Written instruction: Check each line of the listing below for the string "letter", and copy the ones that have it.

Records from a collection of figures:

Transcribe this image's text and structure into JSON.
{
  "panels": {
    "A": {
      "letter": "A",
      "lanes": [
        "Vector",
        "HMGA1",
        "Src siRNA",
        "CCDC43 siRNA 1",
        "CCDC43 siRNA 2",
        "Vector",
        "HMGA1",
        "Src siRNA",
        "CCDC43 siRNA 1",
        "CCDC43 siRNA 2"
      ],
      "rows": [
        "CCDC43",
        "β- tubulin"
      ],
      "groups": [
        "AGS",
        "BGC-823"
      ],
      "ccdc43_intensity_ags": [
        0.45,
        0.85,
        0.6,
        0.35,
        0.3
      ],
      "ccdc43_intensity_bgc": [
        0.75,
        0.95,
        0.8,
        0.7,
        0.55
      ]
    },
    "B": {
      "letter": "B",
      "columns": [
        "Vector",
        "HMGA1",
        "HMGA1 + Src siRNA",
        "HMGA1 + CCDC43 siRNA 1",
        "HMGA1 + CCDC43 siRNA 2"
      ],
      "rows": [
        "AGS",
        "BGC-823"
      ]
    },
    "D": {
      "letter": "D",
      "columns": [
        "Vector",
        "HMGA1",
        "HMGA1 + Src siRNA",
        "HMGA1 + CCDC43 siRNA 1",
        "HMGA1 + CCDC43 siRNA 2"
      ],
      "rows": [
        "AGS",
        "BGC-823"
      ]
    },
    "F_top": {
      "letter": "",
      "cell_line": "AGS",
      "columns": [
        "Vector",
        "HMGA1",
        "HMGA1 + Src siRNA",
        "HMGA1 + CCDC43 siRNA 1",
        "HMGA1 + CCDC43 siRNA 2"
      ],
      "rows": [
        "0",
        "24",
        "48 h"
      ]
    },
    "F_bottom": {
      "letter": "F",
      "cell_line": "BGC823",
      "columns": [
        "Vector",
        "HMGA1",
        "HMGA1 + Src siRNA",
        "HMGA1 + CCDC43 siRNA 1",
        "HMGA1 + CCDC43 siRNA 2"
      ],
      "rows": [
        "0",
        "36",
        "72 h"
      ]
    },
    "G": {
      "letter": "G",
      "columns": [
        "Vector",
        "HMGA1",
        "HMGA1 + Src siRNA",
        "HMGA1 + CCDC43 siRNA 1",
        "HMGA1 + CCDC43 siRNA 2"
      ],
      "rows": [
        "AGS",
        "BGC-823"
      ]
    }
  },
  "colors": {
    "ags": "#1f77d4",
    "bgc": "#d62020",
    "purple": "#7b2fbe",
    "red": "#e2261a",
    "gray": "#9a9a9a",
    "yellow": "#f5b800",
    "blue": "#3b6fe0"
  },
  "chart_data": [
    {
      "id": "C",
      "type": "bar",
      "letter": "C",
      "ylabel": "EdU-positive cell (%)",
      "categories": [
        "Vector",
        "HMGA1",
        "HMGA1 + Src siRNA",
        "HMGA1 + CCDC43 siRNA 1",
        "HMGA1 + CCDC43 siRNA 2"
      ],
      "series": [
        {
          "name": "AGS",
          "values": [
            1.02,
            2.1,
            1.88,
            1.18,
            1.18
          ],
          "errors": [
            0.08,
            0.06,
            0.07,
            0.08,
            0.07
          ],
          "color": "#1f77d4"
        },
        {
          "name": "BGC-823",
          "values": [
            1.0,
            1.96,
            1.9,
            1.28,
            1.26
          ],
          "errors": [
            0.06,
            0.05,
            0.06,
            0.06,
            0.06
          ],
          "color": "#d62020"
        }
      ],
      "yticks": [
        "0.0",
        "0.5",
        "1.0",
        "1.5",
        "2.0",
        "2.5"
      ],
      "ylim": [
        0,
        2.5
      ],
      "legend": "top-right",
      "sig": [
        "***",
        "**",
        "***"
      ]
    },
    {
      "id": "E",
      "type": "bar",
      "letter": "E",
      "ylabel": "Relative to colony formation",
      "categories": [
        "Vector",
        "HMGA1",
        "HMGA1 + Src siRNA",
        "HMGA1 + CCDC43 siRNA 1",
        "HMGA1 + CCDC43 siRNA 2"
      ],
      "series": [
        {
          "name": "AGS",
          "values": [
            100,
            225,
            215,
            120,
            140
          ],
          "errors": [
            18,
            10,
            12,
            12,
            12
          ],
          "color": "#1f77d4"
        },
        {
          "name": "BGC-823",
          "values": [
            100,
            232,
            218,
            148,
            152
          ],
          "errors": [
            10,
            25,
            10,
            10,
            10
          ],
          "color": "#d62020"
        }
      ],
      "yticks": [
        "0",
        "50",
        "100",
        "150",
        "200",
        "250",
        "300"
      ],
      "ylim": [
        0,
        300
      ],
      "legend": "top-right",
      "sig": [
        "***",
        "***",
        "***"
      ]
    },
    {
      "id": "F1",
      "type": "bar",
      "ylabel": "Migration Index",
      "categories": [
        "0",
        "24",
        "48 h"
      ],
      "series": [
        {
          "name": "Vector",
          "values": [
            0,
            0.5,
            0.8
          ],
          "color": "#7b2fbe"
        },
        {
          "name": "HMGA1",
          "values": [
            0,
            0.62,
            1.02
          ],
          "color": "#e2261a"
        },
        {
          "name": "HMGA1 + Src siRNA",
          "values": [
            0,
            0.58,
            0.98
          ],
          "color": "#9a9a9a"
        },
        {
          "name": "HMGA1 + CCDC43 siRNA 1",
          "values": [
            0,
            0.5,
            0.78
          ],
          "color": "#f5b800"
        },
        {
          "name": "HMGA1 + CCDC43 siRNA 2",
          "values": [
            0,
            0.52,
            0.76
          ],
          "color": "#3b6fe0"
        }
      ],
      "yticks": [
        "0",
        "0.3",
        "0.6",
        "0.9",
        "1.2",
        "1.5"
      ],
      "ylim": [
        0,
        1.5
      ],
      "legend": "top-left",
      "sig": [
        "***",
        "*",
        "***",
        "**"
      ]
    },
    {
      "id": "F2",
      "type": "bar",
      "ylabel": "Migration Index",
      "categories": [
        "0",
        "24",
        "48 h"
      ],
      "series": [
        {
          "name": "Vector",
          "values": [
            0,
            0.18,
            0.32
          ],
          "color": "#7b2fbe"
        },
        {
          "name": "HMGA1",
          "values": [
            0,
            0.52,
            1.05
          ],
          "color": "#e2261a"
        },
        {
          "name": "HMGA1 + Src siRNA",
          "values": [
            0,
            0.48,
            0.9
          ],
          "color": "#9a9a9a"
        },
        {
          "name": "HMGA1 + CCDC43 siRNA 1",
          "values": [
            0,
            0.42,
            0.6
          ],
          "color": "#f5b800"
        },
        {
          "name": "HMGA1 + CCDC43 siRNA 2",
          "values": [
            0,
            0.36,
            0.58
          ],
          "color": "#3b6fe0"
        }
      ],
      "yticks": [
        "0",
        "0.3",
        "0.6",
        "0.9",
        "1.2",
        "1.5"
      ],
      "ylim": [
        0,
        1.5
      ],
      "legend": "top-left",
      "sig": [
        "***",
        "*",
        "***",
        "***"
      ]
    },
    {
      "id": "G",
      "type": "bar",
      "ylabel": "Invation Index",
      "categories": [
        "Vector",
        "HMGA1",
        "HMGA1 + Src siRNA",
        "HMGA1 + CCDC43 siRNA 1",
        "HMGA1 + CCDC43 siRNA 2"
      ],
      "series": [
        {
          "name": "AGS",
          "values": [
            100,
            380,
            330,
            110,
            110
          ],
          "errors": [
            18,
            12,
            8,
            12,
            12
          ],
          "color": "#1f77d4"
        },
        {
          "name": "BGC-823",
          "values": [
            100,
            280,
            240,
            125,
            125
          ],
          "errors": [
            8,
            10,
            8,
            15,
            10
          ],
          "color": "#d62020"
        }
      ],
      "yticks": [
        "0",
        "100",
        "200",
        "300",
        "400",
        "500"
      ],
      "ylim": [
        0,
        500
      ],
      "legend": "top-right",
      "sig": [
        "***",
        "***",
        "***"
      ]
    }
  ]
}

Exercise output:
      "letter": "A",
      "letter": "B",
      "letter": "D",
      "letter": "",
      "letter": "F",
      "letter": "G",
      "letter": "C",
      "letter": "E",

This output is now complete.